>> start

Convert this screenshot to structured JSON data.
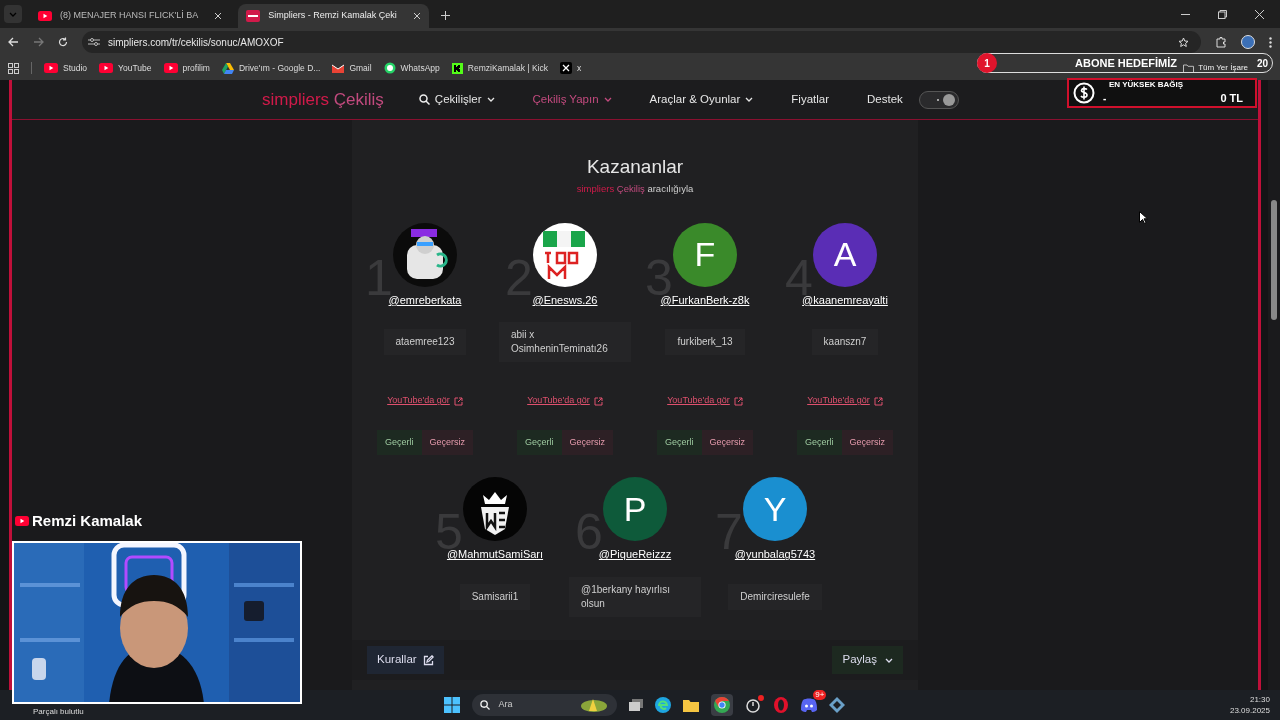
{
  "browser": {
    "tabs": [
      {
        "title": "(8) MENAJER HANSI FLICK'Lİ BA",
        "kind": "youtube",
        "selected": false
      },
      {
        "title": "Simpliers - Remzi Kamalak Çeki",
        "kind": "simpliers",
        "selected": true
      }
    ],
    "url": "simpliers.com/tr/cekilis/sonuc/AMOXOF",
    "bookmarks": [
      {
        "label": "Studio",
        "kind": "youtube"
      },
      {
        "label": "YouTube",
        "kind": "youtube"
      },
      {
        "label": "profilim",
        "kind": "youtube"
      },
      {
        "label": "Drive'ım - Google D...",
        "kind": "drive"
      },
      {
        "label": "Gmail",
        "kind": "gmail"
      },
      {
        "label": "WhatsApp",
        "kind": "whatsapp"
      },
      {
        "label": "RemziKamalak | Kick",
        "kind": "kick"
      },
      {
        "label": "x",
        "kind": "x"
      }
    ],
    "all_bookmarks": "Tüm Yer İşare"
  },
  "subscriber_goal": {
    "current": "1",
    "label": "ABONE HEDEFİMİZ",
    "target": "20"
  },
  "top_donation": {
    "label": "EN YÜKSEK BAĞIŞ",
    "name": "-",
    "amount": "0 TL"
  },
  "site": {
    "logo_brand": "simpliers",
    "logo_product": "Çekiliş",
    "nav": [
      {
        "label": "Çekilişler",
        "search_icon": true,
        "has_menu": true,
        "selected": false
      },
      {
        "label": "Çekiliş Yapın",
        "search_icon": false,
        "has_menu": true,
        "selected": true
      },
      {
        "label": "Araçlar & Oyunlar",
        "search_icon": false,
        "has_menu": true,
        "selected": false
      },
      {
        "label": "Fiyatlar",
        "search_icon": false,
        "has_menu": false,
        "selected": false
      },
      {
        "label": "Destek",
        "search_icon": false,
        "has_menu": false,
        "selected": false
      }
    ],
    "theme_toggle": true
  },
  "results": {
    "title": "Kazananlar",
    "subtitle_brand": "simpliers",
    "subtitle_product": "Çekiliş",
    "subtitle_rest": "aracılığıyla",
    "winners": [
      {
        "rank": "1",
        "handle": "@emreberkata",
        "comment": "ataemree123",
        "link": "YouTube'da gör",
        "valid": "Geçerli",
        "invalid": "Geçersiz"
      },
      {
        "rank": "2",
        "handle": "@Enesws.26",
        "comment": "abii x OsimheninTeminatı26",
        "link": "YouTube'da gör",
        "valid": "Geçerli",
        "invalid": "Geçersiz"
      },
      {
        "rank": "3",
        "avatar": {
          "kind": "letter",
          "letter": "F",
          "color": "#3a8a2a"
        },
        "handle": "@FurkanBerk-z8k",
        "comment": "furkiberk_13",
        "link": "YouTube'da gör",
        "valid": "Geçerli",
        "invalid": "Geçersiz"
      },
      {
        "rank": "4",
        "avatar": {
          "kind": "letter",
          "letter": "A",
          "color": "#5a2db5"
        },
        "handle": "@kaanemreayalti",
        "comment": "kaanszn7",
        "link": "YouTube'da gör",
        "valid": "Geçerli",
        "invalid": "Geçersiz"
      },
      {
        "rank": "5",
        "handle": "@MahmutSamiSarı",
        "comment": "Samisarii1"
      },
      {
        "rank": "6",
        "avatar": {
          "kind": "letter",
          "letter": "P",
          "color": "#0e5a3a"
        },
        "handle": "@PiqueReizzz",
        "comment": "@1berkany hayırlısı olsun"
      },
      {
        "rank": "7",
        "avatar": {
          "kind": "letter",
          "letter": "Y",
          "color": "#1a8fd0"
        },
        "handle": "@yunbalag5743",
        "comment": "Demirciresulefe"
      }
    ],
    "rules_button": "Kurallar",
    "share_button": "Paylaş"
  },
  "stream": {
    "channel": "Remzi Kamalak"
  },
  "taskbar": {
    "weather": "Parçalı bulutlu",
    "search_placeholder": "Ara",
    "discord_badge": "9+",
    "time": "21:30",
    "date": "23.09.2025"
  }
}
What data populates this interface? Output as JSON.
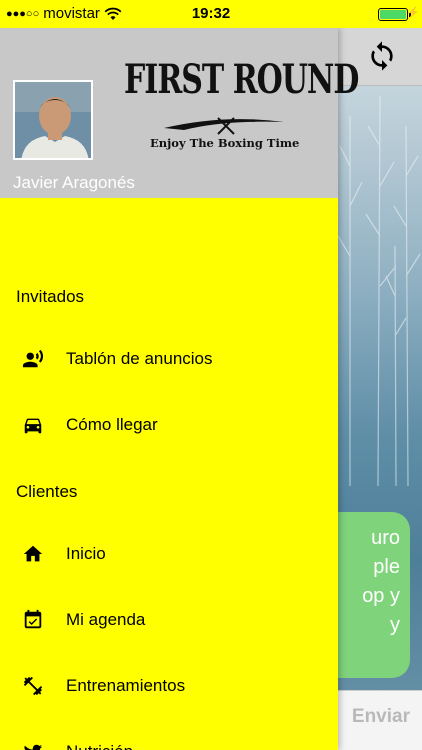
{
  "status_bar": {
    "carrier": "movistar",
    "time": "19:32"
  },
  "background_app": {
    "bubble_lines": [
      "uro",
      "ple",
      "op y",
      "y"
    ],
    "send_label": "Enviar"
  },
  "drawer": {
    "user_name": "Javier Aragonés",
    "logo_title": "FIRST ROUND",
    "logo_subtitle": "Enjoy The Boxing Time",
    "sections": [
      {
        "title": "Invitados",
        "items": [
          {
            "label": "Tablón de anuncios",
            "icon": "record-voice-icon"
          },
          {
            "label": "Cómo llegar",
            "icon": "car-icon"
          }
        ]
      },
      {
        "title": "Clientes",
        "items": [
          {
            "label": "Inicio",
            "icon": "home-icon"
          },
          {
            "label": "Mi agenda",
            "icon": "calendar-check-icon"
          },
          {
            "label": "Entrenamientos",
            "icon": "dumbbell-icon"
          },
          {
            "label": "Nutrición",
            "icon": "bird-icon"
          }
        ]
      }
    ]
  },
  "colors": {
    "drawer_bg": "#ffff00",
    "header_bg": "#c8c8c8",
    "bubble_bg": "#7fd37a"
  }
}
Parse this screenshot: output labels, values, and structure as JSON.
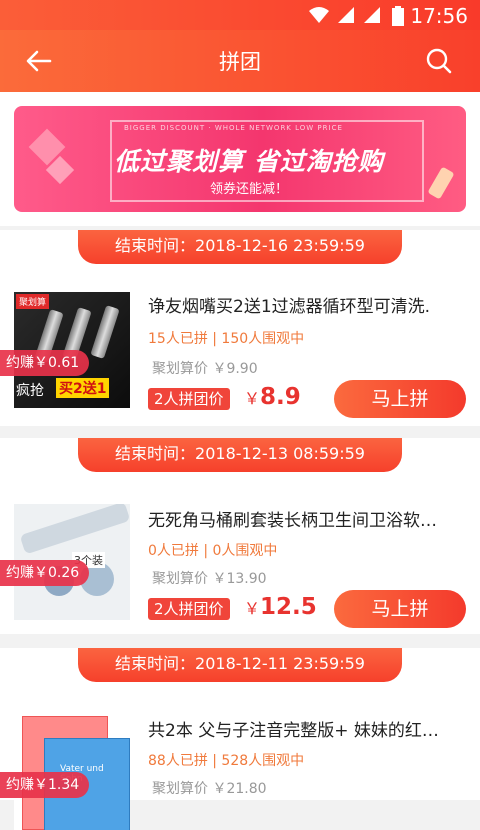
{
  "status_bar": {
    "time": "17:56"
  },
  "header": {
    "title": "拼团"
  },
  "banner": {
    "small_text": "BIGGER DISCOUNT · WHOLE NETWORK LOW PRICE",
    "slogan": "低过聚划算 省过淘抢购",
    "subtitle": "领券还能减！"
  },
  "products": [
    {
      "end_label": "结束时间：",
      "end_time": "2018-12-16 23:59:59",
      "title": "诤友烟嘴买2送1过滤器循环型可清洗.",
      "stats": "15人已拼 | 150人围观中",
      "ref_price": "聚划算价 ￥9.90",
      "group_label": "2人拼团价",
      "price_symbol": "￥",
      "price": "8.9",
      "buy_label": "马上拼",
      "earn": "约赚￥0.61",
      "thumb_badge": "聚划算",
      "thumb_text1": "疯抢",
      "thumb_text2": "买2送1"
    },
    {
      "end_label": "结束时间：",
      "end_time": "2018-12-13 08:59:59",
      "title": "无死角马桶刷套装长柄卫生间卫浴软…",
      "stats": "0人已拼 | 0人围观中",
      "ref_price": "聚划算价 ￥13.90",
      "group_label": "2人拼团价",
      "price_symbol": "￥",
      "price": "12.5",
      "buy_label": "马上拼",
      "earn": "约赚￥0.26",
      "thumb_text1": "3个装"
    },
    {
      "end_label": "结束时间：",
      "end_time": "2018-12-11 23:59:59",
      "title": "共2本 父与子注音完整版+ 妹妹的红…",
      "stats": "88人已拼 | 528人围观中",
      "ref_price": "聚划算价 ￥21.80",
      "earn": "约赚￥1.34",
      "thumb_text1": "Vater und Sohn"
    }
  ],
  "colors": {
    "accent": "#f9402b",
    "stats": "#f07a3c",
    "price": "#e8332f"
  }
}
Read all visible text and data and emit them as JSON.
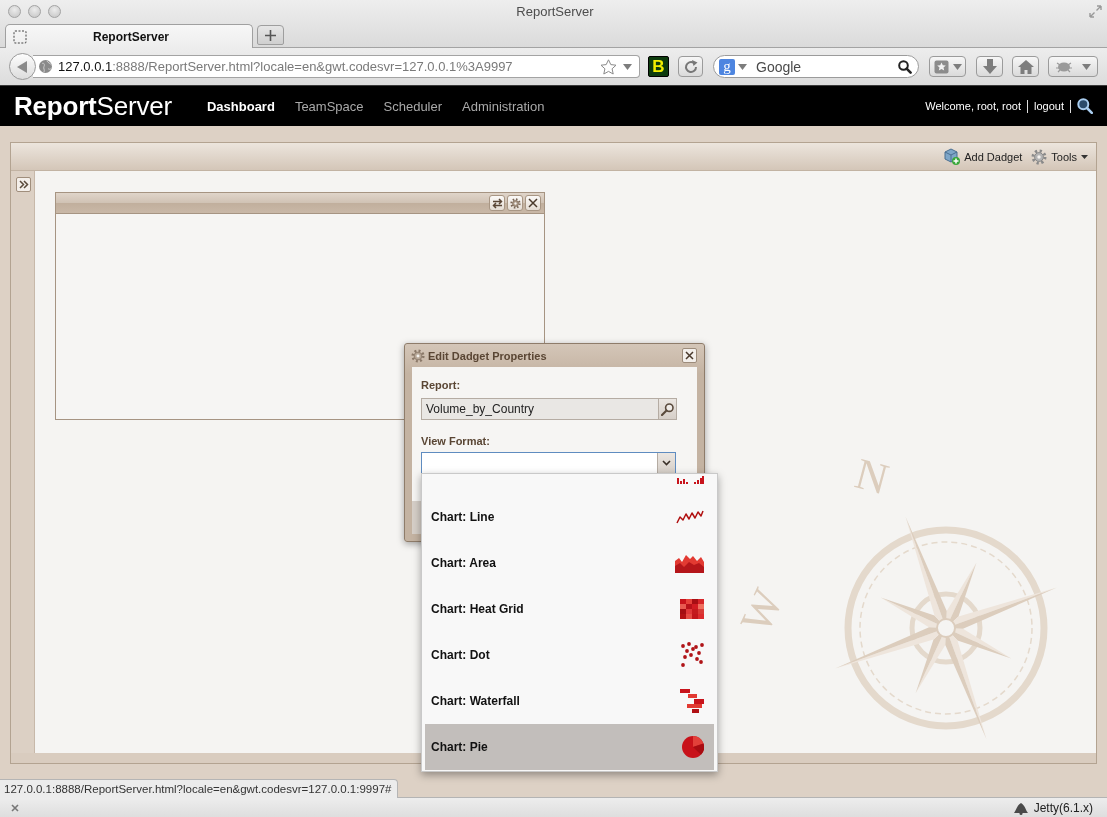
{
  "browser": {
    "window_title": "ReportServer",
    "tabs": [
      {
        "title": "ReportServer",
        "selected": true
      }
    ],
    "address": {
      "host": "127.0.0.1",
      "rest": ":8888/ReportServer.html?locale=en&gwt.codesvr=127.0.0.1%3A9997"
    },
    "extension_letter": "B",
    "search": {
      "engine_letter": "g",
      "placeholder": "Google"
    }
  },
  "app_header": {
    "logo": "**Report**Server",
    "nav": [
      {
        "label": "Dashboard",
        "selected": true
      },
      {
        "label": "TeamSpace",
        "selected": false
      },
      {
        "label": "Scheduler",
        "selected": false
      },
      {
        "label": "Administration",
        "selected": false
      }
    ],
    "welcome": "Welcome, root, root",
    "logout": "logout"
  },
  "dashboard": {
    "toolbar": [
      {
        "label": "Add Dadget",
        "kind": "add",
        "menu": false
      },
      {
        "label": "Tools",
        "kind": "tools",
        "menu": true
      }
    ],
    "compass_letters": [
      "N",
      "W"
    ]
  },
  "dialog": {
    "title": "Edit Dadget Properties",
    "report": {
      "label": "Report:",
      "value": "Volume_by_Country"
    },
    "view_format": {
      "label": "View Format:",
      "focused": true,
      "expanded": true,
      "partial_option": {
        "kind": "bar"
      },
      "options": [
        {
          "label": "Chart: Line",
          "kind": "line",
          "selected": false
        },
        {
          "label": "Chart: Area",
          "kind": "area",
          "selected": false
        },
        {
          "label": "Chart: Heat Grid",
          "kind": "heat",
          "selected": false
        },
        {
          "label": "Chart: Dot",
          "kind": "dot",
          "selected": false
        },
        {
          "label": "Chart: Waterfall",
          "kind": "waterfall",
          "selected": false
        },
        {
          "label": "Chart: Pie",
          "kind": "pie",
          "selected": true
        }
      ]
    }
  },
  "status_bar": {
    "link_url": "127.0.0.1:8888/ReportServer.html?locale=en&gwt.codesvr=127.0.0.1:9997#"
  },
  "addon_bar": {
    "label": "Jetty(6.1.x)"
  }
}
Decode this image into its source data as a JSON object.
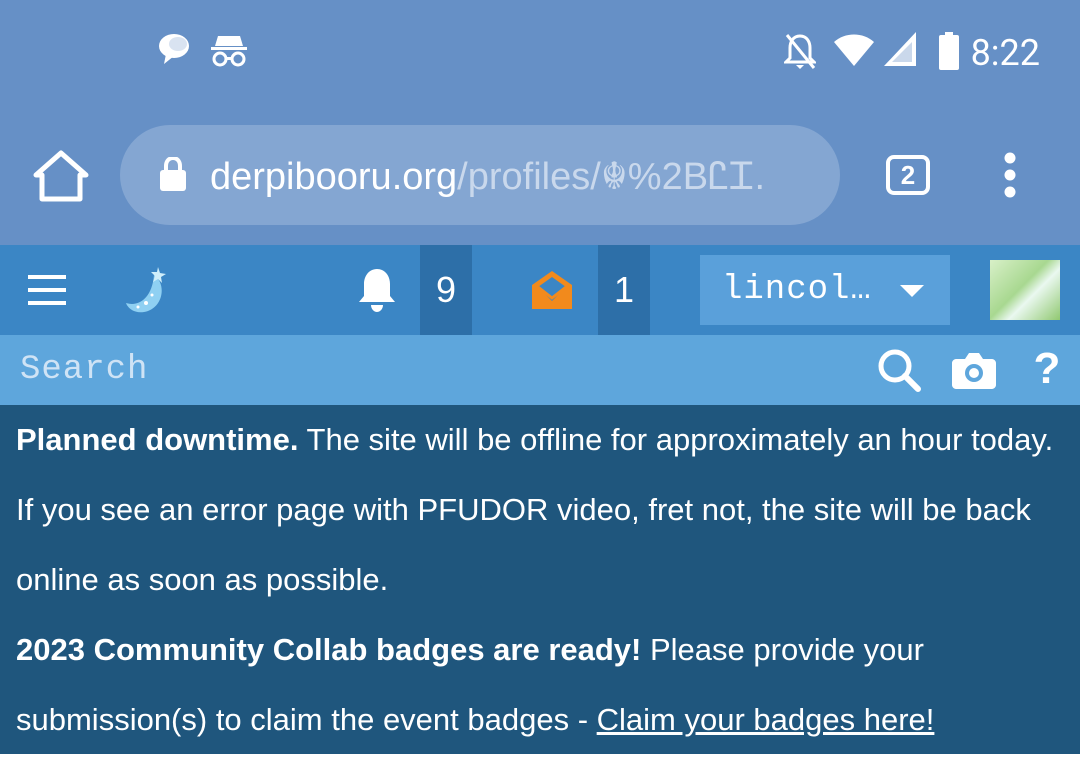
{
  "status_bar": {
    "time": "8:22",
    "icons": [
      "chat-bubble-icon",
      "incognito-icon",
      "notifications-off-icon",
      "wifi-icon",
      "cell-signal-icon",
      "battery-icon"
    ]
  },
  "browser": {
    "url_host": "derpibooru.org",
    "url_path": "/profiles/☬%2BᏝᏆ.",
    "tab_count": "2",
    "icons": [
      "home-icon",
      "lock-icon",
      "overflow-menu-icon"
    ]
  },
  "site_header": {
    "notification_count": "9",
    "message_count": "1",
    "username": "lincol…",
    "icons": [
      "hamburger-menu-icon",
      "site-logo-icon",
      "bell-icon",
      "envelope-icon",
      "avatar"
    ]
  },
  "search": {
    "placeholder": "Search",
    "help_label": "?"
  },
  "notice": {
    "downtime_title": "Planned downtime.",
    "downtime_text": " The site will be offline for approximately an hour today. If you see an error page with PFUDOR video, fret not, the site will be back online as soon as possible.",
    "collab_title": "2023 Community Collab badges are ready!",
    "collab_text": " Please provide your submission(s) to claim the event badges - ",
    "collab_link": "Claim your badges here!"
  },
  "colors": {
    "status_bar": "#6690c6",
    "site_header": "#3b86c5",
    "search_bar": "#5ea6dc",
    "notice_bg": "#1f567d",
    "envelope": "#f28a1c"
  }
}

>> end

INSTRUCTIONS TO FOLLOW: Go through the listing above and work out how many lines contain the string "Dadget". Reply with the number alone.

OUTPUT FOR THIS EXERCISE: 2